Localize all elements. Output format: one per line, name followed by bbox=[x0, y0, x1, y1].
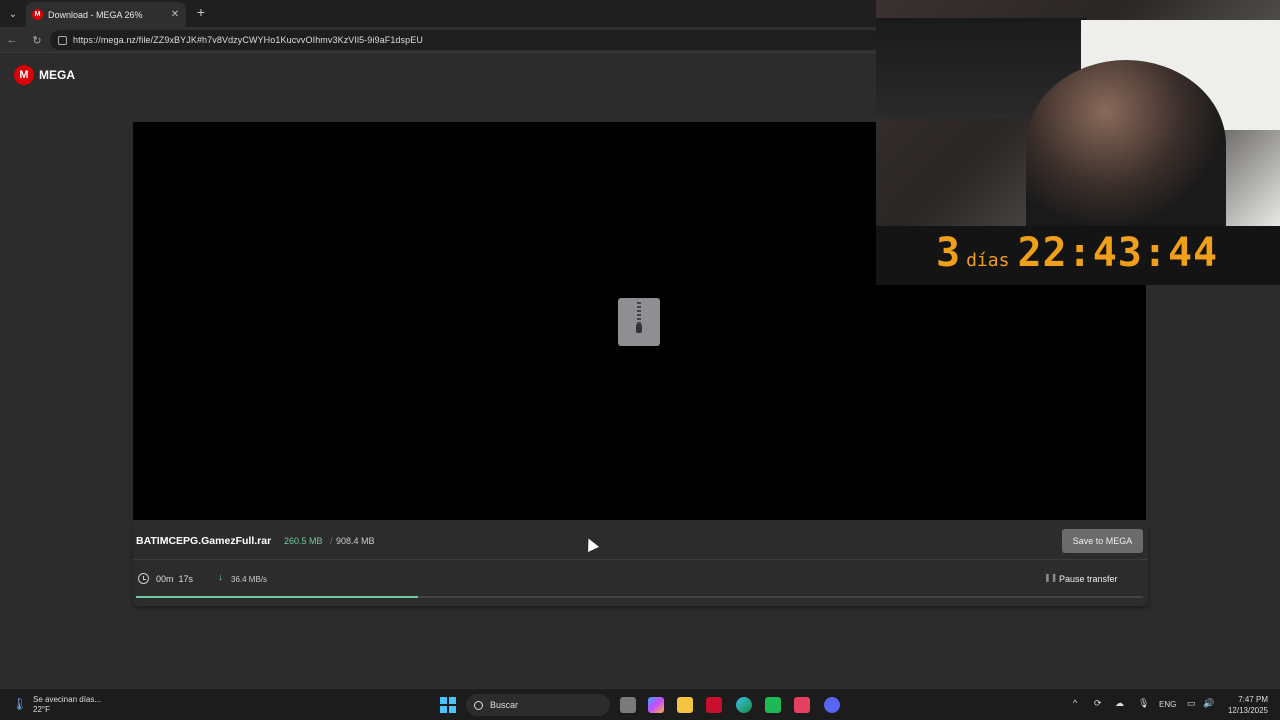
tab-title: Download - MEGA 26% bbox=[48, 9, 143, 20]
edge-browser-icon[interactable] bbox=[736, 697, 752, 713]
zipper-pull-icon bbox=[636, 324, 642, 333]
time-remaining: 00m 17s bbox=[156, 574, 194, 584]
clock-time: 7:47 PM bbox=[1238, 695, 1268, 704]
tab-close-icon[interactable]: ✕ bbox=[168, 9, 182, 20]
tiktok-icon[interactable] bbox=[794, 697, 810, 713]
webcam-overlay: 3 días 22:43:44 bbox=[876, 0, 1280, 285]
taskbar-search[interactable]: Buscar bbox=[466, 694, 610, 716]
weather-temperature: 22°F bbox=[33, 705, 50, 714]
discord-icon[interactable] bbox=[824, 697, 840, 713]
search-placeholder: Buscar bbox=[490, 700, 519, 710]
countdown-days: 3 bbox=[936, 230, 961, 276]
site-info-icon[interactable] bbox=[58, 35, 67, 45]
countdown-timer: 3 días 22:43:44 bbox=[936, 230, 1226, 276]
mega-logo-icon: M bbox=[14, 65, 34, 85]
search-icon bbox=[474, 700, 483, 710]
file-name: BATIMCEPG.GamezFull.rar bbox=[136, 535, 272, 547]
reload-icon[interactable]: ↻ bbox=[29, 32, 45, 48]
clock-date: 12/13/2025 bbox=[1227, 706, 1268, 715]
download-arrow-icon: ↓ bbox=[218, 572, 223, 583]
total-size: 908.4 MB bbox=[336, 536, 375, 546]
system-clock[interactable]: 7:47 PM 12/13/2025 bbox=[1224, 694, 1268, 716]
weather-widget[interactable]: Se avecinan días... 22°F bbox=[33, 695, 101, 715]
webcam-video bbox=[876, 0, 1280, 226]
download-progress-bar bbox=[136, 596, 1143, 598]
file-explorer-icon[interactable] bbox=[677, 697, 693, 713]
download-speed: 36.4 MB/s bbox=[231, 575, 268, 584]
browser-tab-active[interactable]: M Download - MEGA 26% ✕ bbox=[26, 2, 186, 27]
clock-icon bbox=[138, 573, 149, 584]
windows-taskbar: 🌡 Se avecinan días... 22°F Buscar ^ ⟳ ☁ … bbox=[0, 688, 1280, 720]
back-icon[interactable]: ← bbox=[4, 32, 20, 48]
countdown-days-label: días bbox=[966, 250, 1010, 271]
microphone-icon[interactable]: 🎙 bbox=[1138, 698, 1149, 709]
weather-headline: Se avecinan días... bbox=[33, 695, 102, 704]
app-green-icon[interactable] bbox=[765, 697, 781, 713]
download-progress-fill bbox=[136, 596, 418, 598]
copilot-icon[interactable] bbox=[648, 697, 664, 713]
pause-icon[interactable]: ❚❚ bbox=[1044, 573, 1057, 582]
webcam-streamer bbox=[1026, 60, 1226, 226]
thermometer-icon[interactable]: 🌡 bbox=[12, 697, 27, 713]
download-info-panel: BATIMCEPG.GamezFull.rar 260.5 MB / 908.4… bbox=[133, 522, 1148, 606]
mcafee-icon[interactable] bbox=[706, 697, 722, 713]
archive-file-icon bbox=[618, 298, 660, 346]
divider bbox=[133, 559, 1148, 560]
tray-sync-icon[interactable]: ⟳ bbox=[1094, 698, 1102, 709]
save-to-mega-button[interactable]: Save to MEGA bbox=[1062, 529, 1143, 553]
countdown-time: 22:43:44 bbox=[1017, 230, 1219, 276]
tray-cloud-icon[interactable]: ☁ bbox=[1115, 698, 1124, 709]
downloaded-size: 260.5 MB bbox=[284, 536, 323, 546]
url-text: https://mega.nz/file/ZZ9xBYJK#h7v8VdzyCW… bbox=[73, 35, 423, 45]
network-icon[interactable]: ▭ bbox=[1187, 698, 1196, 709]
size-separator: / bbox=[330, 536, 333, 546]
tray-overflow-icon[interactable]: ^ bbox=[1073, 698, 1077, 708]
tab-list-dropdown-icon[interactable]: ⌄ bbox=[4, 5, 22, 23]
volume-icon[interactable]: 🔊 bbox=[1203, 698, 1214, 709]
mega-logo[interactable]: M MEGA bbox=[14, 65, 75, 85]
task-view-icon[interactable] bbox=[620, 697, 636, 713]
pause-transfer-button[interactable]: Pause transfer bbox=[1059, 574, 1118, 584]
mega-logo-text: MEGA bbox=[39, 68, 75, 82]
new-tab-icon[interactable]: + bbox=[193, 4, 209, 20]
windows-start-icon[interactable] bbox=[440, 697, 456, 713]
language-indicator[interactable]: ENG bbox=[1159, 700, 1176, 709]
address-bar[interactable]: https://mega.nz/file/ZZ9xBYJK#h7v8VdzyCW… bbox=[50, 30, 880, 50]
mega-favicon-icon: M bbox=[32, 9, 43, 20]
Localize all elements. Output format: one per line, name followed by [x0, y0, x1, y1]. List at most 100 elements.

Set exercise -> Can you print every line of the material above verbatim, leaving out the picture?

Response to the task ->
Localize all elements. Output format: one per line, name followed by bbox=[x0, y0, x1, y1].
tab-title: Download - MEGA 26% bbox=[48, 9, 143, 20]
edge-browser-icon[interactable] bbox=[736, 697, 752, 713]
zipper-pull-icon bbox=[636, 324, 642, 333]
time-remaining: 00m 17s bbox=[156, 574, 194, 584]
clock-time: 7:47 PM bbox=[1238, 695, 1268, 704]
tab-close-icon[interactable]: ✕ bbox=[168, 9, 182, 20]
tiktok-icon[interactable] bbox=[794, 697, 810, 713]
webcam-overlay: 3 días 22:43:44 bbox=[876, 0, 1280, 285]
taskbar-search[interactable]: Buscar bbox=[466, 694, 610, 716]
weather-temperature: 22°F bbox=[33, 705, 50, 714]
discord-icon[interactable] bbox=[824, 697, 840, 713]
search-placeholder: Buscar bbox=[490, 700, 519, 710]
countdown-days: 3 bbox=[936, 230, 961, 276]
site-info-icon[interactable] bbox=[58, 35, 67, 45]
countdown-timer: 3 días 22:43:44 bbox=[936, 230, 1226, 276]
mega-logo-icon: M bbox=[14, 65, 34, 85]
search-icon bbox=[474, 700, 483, 710]
file-name: BATIMCEPG.GamezFull.rar bbox=[136, 535, 272, 547]
reload-icon[interactable]: ↻ bbox=[29, 32, 45, 48]
clock-date: 12/13/2025 bbox=[1227, 706, 1268, 715]
download-arrow-icon: ↓ bbox=[218, 572, 223, 583]
total-size: 908.4 MB bbox=[336, 536, 375, 546]
system-clock[interactable]: 7:47 PM 12/13/2025 bbox=[1224, 694, 1268, 716]
weather-widget[interactable]: Se avecinan días... 22°F bbox=[33, 695, 101, 715]
webcam-video bbox=[876, 0, 1280, 226]
download-progress-bar bbox=[136, 596, 1143, 598]
file-explorer-icon[interactable] bbox=[677, 697, 693, 713]
download-speed: 36.4 MB/s bbox=[231, 575, 268, 584]
browser-tab-active[interactable]: M Download - MEGA 26% ✕ bbox=[26, 2, 186, 27]
clock-icon bbox=[138, 573, 149, 584]
windows-taskbar: 🌡 Se avecinan días... 22°F Buscar ^ ⟳ ☁ … bbox=[0, 688, 1280, 720]
back-icon[interactable]: ← bbox=[4, 32, 20, 48]
countdown-days-label: días bbox=[966, 250, 1010, 271]
microphone-icon[interactable]: 🎙 bbox=[1138, 698, 1149, 709]
weather-headline: Se avecinan días... bbox=[33, 695, 102, 704]
app-green-icon[interactable] bbox=[765, 697, 781, 713]
download-progress-fill bbox=[136, 596, 418, 598]
copilot-icon[interactable] bbox=[648, 697, 664, 713]
pause-icon[interactable]: ❚❚ bbox=[1044, 573, 1057, 582]
webcam-streamer bbox=[1026, 60, 1226, 226]
thermometer-icon[interactable]: 🌡 bbox=[12, 697, 27, 713]
download-info-panel: BATIMCEPG.GamezFull.rar 260.5 MB / 908.4… bbox=[133, 522, 1148, 606]
mcafee-icon[interactable] bbox=[706, 697, 722, 713]
archive-file-icon bbox=[618, 298, 660, 346]
divider bbox=[133, 559, 1148, 560]
tray-sync-icon[interactable]: ⟳ bbox=[1094, 698, 1102, 709]
save-to-mega-button[interactable]: Save to MEGA bbox=[1062, 529, 1143, 553]
countdown-time: 22:43:44 bbox=[1017, 230, 1219, 276]
tray-cloud-icon[interactable]: ☁ bbox=[1115, 698, 1124, 709]
downloaded-size: 260.5 MB bbox=[284, 536, 323, 546]
url-text: https://mega.nz/file/ZZ9xBYJK#h7v8VdzyCW… bbox=[73, 35, 423, 45]
network-icon[interactable]: ▭ bbox=[1187, 698, 1196, 709]
size-separator: / bbox=[330, 536, 333, 546]
tray-overflow-icon[interactable]: ^ bbox=[1073, 698, 1077, 708]
tab-list-dropdown-icon[interactable]: ⌄ bbox=[4, 5, 22, 23]
volume-icon[interactable]: 🔊 bbox=[1203, 698, 1214, 709]
mega-logo[interactable]: M MEGA bbox=[14, 65, 75, 85]
task-view-icon[interactable] bbox=[620, 697, 636, 713]
pause-transfer-button[interactable]: Pause transfer bbox=[1059, 574, 1118, 584]
mega-logo-text: MEGA bbox=[39, 68, 75, 82]
new-tab-icon[interactable]: + bbox=[193, 4, 209, 20]
windows-start-icon[interactable] bbox=[440, 697, 456, 713]
language-indicator[interactable]: ENG bbox=[1159, 700, 1176, 709]
address-bar[interactable]: https://mega.nz/file/ZZ9xBYJK#h7v8VdzyCW… bbox=[50, 30, 880, 50]
mega-favicon-icon: M bbox=[32, 9, 43, 20]
Localize all elements. Output format: one per line, name followed by [x0, y0, x1, y1]. List at most 100 elements.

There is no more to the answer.